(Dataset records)
• • • • •

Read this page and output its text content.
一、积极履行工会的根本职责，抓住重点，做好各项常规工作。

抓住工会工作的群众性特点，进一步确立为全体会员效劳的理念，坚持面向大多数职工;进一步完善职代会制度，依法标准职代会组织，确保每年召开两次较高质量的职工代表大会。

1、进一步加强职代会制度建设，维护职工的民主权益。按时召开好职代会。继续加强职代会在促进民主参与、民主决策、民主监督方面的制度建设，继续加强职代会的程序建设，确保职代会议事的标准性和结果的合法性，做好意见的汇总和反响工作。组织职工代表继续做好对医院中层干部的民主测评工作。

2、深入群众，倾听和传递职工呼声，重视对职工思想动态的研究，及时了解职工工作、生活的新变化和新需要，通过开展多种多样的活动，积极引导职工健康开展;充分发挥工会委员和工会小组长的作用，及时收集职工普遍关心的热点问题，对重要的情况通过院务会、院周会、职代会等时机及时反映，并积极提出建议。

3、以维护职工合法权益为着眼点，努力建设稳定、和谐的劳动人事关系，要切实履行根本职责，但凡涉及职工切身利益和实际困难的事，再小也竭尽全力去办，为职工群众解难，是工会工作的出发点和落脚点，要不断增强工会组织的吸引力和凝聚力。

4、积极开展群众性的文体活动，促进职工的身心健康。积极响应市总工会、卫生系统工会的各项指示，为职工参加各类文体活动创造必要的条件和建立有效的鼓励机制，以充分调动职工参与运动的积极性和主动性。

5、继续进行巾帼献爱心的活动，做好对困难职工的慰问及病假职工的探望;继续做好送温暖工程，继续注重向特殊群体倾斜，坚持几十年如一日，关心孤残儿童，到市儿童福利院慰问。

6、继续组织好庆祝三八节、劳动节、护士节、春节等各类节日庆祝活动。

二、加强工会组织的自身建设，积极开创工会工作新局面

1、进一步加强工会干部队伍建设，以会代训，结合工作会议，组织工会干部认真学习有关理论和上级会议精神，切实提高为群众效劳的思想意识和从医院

• • • • •

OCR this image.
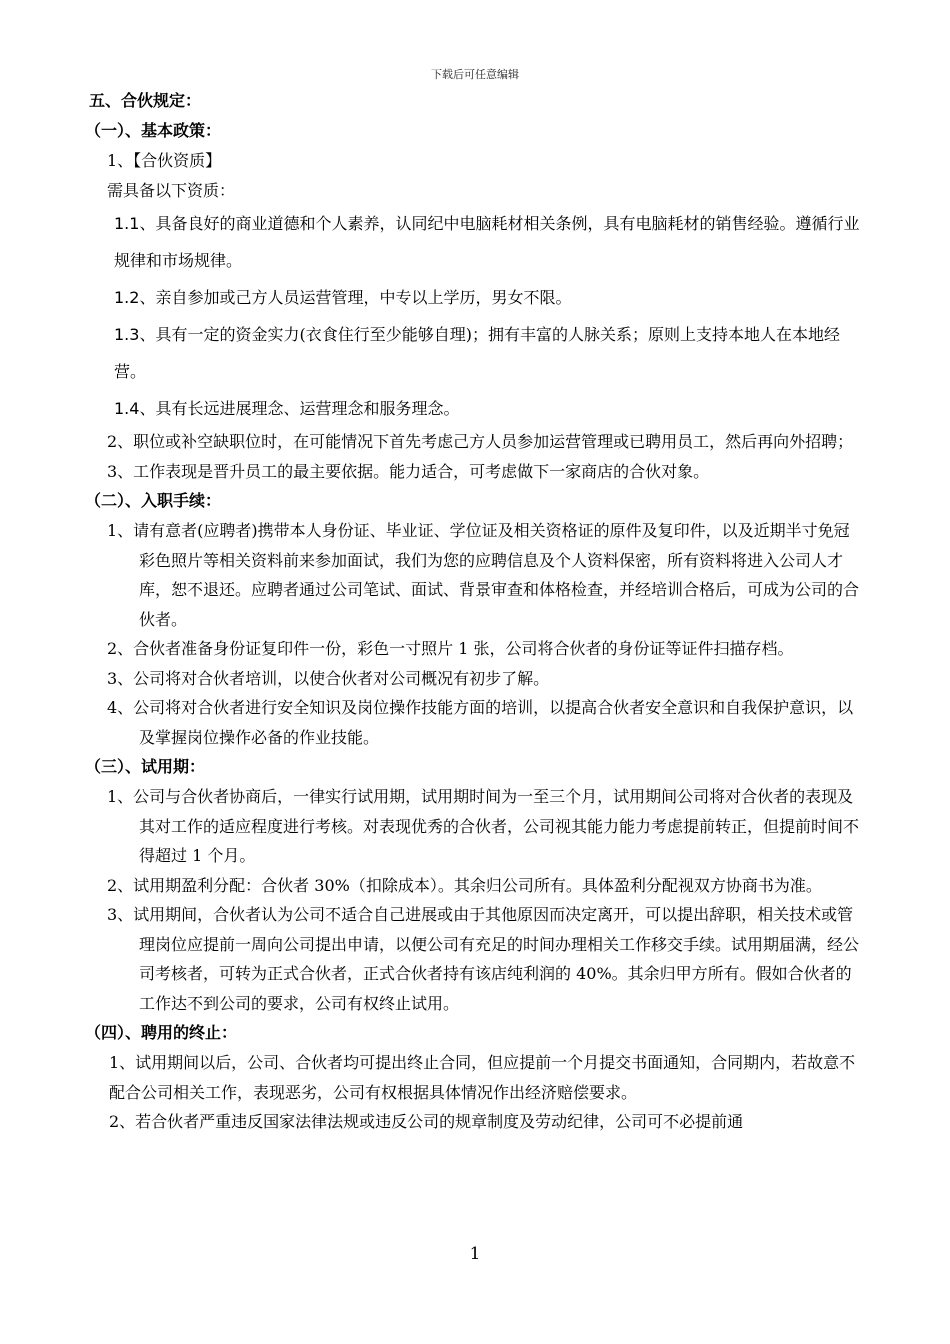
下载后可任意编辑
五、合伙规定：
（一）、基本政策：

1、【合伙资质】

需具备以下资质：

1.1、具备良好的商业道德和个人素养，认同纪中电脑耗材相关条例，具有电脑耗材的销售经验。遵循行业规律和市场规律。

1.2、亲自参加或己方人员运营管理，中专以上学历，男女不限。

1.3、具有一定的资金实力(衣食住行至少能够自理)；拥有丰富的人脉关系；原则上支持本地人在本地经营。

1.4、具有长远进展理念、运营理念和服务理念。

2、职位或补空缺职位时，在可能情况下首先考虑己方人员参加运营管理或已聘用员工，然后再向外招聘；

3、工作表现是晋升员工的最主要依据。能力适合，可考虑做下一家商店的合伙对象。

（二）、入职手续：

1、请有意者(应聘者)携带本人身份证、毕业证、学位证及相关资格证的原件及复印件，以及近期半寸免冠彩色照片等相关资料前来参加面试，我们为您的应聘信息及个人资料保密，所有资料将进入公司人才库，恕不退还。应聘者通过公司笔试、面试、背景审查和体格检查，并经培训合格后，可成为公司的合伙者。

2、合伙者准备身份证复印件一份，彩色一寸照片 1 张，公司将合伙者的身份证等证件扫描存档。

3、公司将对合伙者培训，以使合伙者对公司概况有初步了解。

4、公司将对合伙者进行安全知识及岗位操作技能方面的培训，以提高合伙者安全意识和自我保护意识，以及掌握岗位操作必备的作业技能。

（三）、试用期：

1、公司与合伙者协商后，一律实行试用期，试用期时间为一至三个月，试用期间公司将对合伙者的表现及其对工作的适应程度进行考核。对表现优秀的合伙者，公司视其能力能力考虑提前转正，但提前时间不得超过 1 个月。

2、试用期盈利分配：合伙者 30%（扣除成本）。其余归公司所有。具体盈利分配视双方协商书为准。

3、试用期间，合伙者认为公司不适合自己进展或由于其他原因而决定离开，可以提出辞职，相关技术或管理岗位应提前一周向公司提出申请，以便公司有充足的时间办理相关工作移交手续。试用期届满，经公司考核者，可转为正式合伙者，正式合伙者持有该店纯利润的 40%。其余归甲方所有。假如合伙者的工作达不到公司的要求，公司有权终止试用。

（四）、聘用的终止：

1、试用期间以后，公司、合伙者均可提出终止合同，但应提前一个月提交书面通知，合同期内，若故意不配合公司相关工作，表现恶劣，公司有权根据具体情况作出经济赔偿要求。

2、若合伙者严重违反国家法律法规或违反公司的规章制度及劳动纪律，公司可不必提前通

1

• • • • •

__Aim of the exercise__:
State how many lines of the listing include the word "this". Reply with the number alone.

__Solution__:
2